• **The exercise**
Repeat the entire listing exactly as written.

───── Given information ─────

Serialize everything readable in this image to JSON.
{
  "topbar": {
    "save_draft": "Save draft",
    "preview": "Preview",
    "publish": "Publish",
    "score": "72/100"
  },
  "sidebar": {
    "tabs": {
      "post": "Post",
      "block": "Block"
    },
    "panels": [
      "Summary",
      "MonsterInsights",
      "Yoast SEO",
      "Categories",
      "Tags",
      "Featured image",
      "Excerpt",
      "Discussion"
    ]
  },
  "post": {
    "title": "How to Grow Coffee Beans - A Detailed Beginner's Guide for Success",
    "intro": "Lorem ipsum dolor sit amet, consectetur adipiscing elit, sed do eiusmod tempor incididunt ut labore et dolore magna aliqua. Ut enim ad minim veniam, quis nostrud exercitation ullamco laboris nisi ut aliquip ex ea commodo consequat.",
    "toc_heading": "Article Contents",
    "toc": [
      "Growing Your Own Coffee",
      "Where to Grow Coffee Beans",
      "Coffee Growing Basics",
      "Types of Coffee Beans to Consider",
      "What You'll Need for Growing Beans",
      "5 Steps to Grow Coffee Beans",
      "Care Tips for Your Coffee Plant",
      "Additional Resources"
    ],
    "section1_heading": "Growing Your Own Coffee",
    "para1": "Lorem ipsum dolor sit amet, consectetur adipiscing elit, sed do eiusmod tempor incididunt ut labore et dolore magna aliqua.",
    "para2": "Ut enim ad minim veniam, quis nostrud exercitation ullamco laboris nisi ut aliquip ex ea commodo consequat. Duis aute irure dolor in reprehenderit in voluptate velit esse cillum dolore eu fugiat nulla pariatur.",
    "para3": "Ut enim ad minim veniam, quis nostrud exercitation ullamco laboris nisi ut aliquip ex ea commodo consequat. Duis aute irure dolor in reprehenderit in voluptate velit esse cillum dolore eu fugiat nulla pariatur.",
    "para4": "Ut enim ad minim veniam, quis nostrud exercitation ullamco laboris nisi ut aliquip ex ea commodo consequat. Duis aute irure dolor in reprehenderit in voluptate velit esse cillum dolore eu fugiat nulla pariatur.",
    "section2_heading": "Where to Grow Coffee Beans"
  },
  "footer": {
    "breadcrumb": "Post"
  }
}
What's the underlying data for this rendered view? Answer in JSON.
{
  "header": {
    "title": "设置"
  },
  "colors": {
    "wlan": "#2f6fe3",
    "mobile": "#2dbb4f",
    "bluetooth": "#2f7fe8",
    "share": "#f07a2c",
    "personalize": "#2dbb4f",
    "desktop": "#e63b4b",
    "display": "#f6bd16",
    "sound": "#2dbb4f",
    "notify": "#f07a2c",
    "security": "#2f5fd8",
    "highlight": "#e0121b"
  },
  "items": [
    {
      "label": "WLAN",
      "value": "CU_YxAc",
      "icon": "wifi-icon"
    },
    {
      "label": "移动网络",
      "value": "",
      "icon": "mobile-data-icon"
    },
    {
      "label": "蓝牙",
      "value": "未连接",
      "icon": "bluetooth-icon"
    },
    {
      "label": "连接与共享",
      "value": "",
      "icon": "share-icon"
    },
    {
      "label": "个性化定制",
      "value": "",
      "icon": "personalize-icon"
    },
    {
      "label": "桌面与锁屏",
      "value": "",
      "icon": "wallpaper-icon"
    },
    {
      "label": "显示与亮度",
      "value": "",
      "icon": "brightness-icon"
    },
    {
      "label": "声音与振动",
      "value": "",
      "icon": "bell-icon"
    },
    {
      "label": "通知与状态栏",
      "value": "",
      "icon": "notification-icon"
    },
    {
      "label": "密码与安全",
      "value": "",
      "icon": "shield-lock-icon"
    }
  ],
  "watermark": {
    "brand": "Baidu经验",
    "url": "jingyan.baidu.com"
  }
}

─────

• **Solution**
Serialize everything readable in this image to JSON.
{
  "topbar": {
    "save_draft": "Save draft",
    "preview": "Preview",
    "publish": "Publish",
    "score": "72/100"
  },
  "sidebar": {
    "tabs": {
      "post": "Post",
      "block": "Block"
    },
    "panels": [
      "Summary",
      "MonsterInsights",
      "Yoast SEO",
      "Categories",
      "Tags",
      "Featured image",
      "Excerpt",
      "Discussion"
    ]
  },
  "post": {
    "title": "How to Grow Coffee Beans - A Detailed Beginner's Guide for Success",
    "intro": "Lorem ipsum dolor sit amet, consectetur adipiscing elit, sed do eiusmod tempor incididunt ut labore et dolore magna aliqua. Ut enim ad minim veniam, quis nostrud exercitation ullamco laboris nisi ut aliquip ex ea commodo consequat.",
    "toc_heading": "Article Contents",
    "toc": [
      "Growing Your Own Coffee",
      "Where to Grow Coffee Beans",
      "Coffee Growing Basics",
      "Types of Coffee Beans to Consider",
      "What You'll Need for Growing Beans",
      "5 Steps to Grow Coffee Beans",
      "Care Tips for Your Coffee Plant",
      "Additional Resources"
    ],
    "section1_heading": "Growing Your Own Coffee",
    "para1": "Lorem ipsum dolor sit amet, consectetur adipiscing elit, sed do eiusmod tempor incididunt ut labore et dolore magna aliqua.",
    "para2": "Ut enim ad minim veniam, quis nostrud exercitation ullamco laboris nisi ut aliquip ex ea commodo consequat. Duis aute irure dolor in reprehenderit in voluptate velit esse cillum dolore eu fugiat nulla pariatur.",
    "para3": "Ut enim ad minim veniam, quis nostrud exercitation ullamco laboris nisi ut aliquip ex ea commodo consequat. Duis aute irure dolor in reprehenderit in voluptate velit esse cillum dolore eu fugiat nulla pariatur.",
    "para4": "Ut enim ad minim veniam, quis nostrud exercitation ullamco laboris nisi ut aliquip ex ea commodo consequat. Duis aute irure dolor in reprehenderit in voluptate velit esse cillum dolore eu fugiat nulla pariatur.",
    "section2_heading": "Where to Grow Coffee Beans"
  },
  "footer": {
    "breadcrumb": "Post"
  }
}
What's the underlying data for this rendered view? Answer in JSON.
{
  "header": {
    "title": "设置"
  },
  "colors": {
    "wlan": "#2f6fe3",
    "mobile": "#2dbb4f",
    "bluetooth": "#2f7fe8",
    "share": "#f07a2c",
    "personalize": "#2dbb4f",
    "desktop": "#e63b4b",
    "display": "#f6bd16",
    "sound": "#2dbb4f",
    "notify": "#f07a2c",
    "security": "#2f5fd8",
    "highlight": "#e0121b"
  },
  "items": [
    {
      "label": "WLAN",
      "value": "CU_YxAc",
      "icon": "wifi-icon"
    },
    {
      "label": "移动网络",
      "value": "",
      "icon": "mobile-data-icon"
    },
    {
      "label": "蓝牙",
      "value": "未连接",
      "icon": "bluetooth-icon"
    },
    {
      "label": "连接与共享",
      "value": "",
      "icon": "share-icon"
    },
    {
      "label": "个性化定制",
      "value": "",
      "icon": "personalize-icon"
    },
    {
      "label": "桌面与锁屏",
      "value": "",
      "icon": "wallpaper-icon"
    },
    {
      "label": "显示与亮度",
      "value": "",
      "icon": "brightness-icon"
    },
    {
      "label": "声音与振动",
      "value": "",
      "icon": "bell-icon"
    },
    {
      "label": "通知与状态栏",
      "value": "",
      "icon": "notification-icon"
    },
    {
      "label": "密码与安全",
      "value": "",
      "icon": "shield-lock-icon"
    }
  ],
  "watermark": {
    "brand": "Baidu经验",
    "url": "jingyan.baidu.com"
  }
}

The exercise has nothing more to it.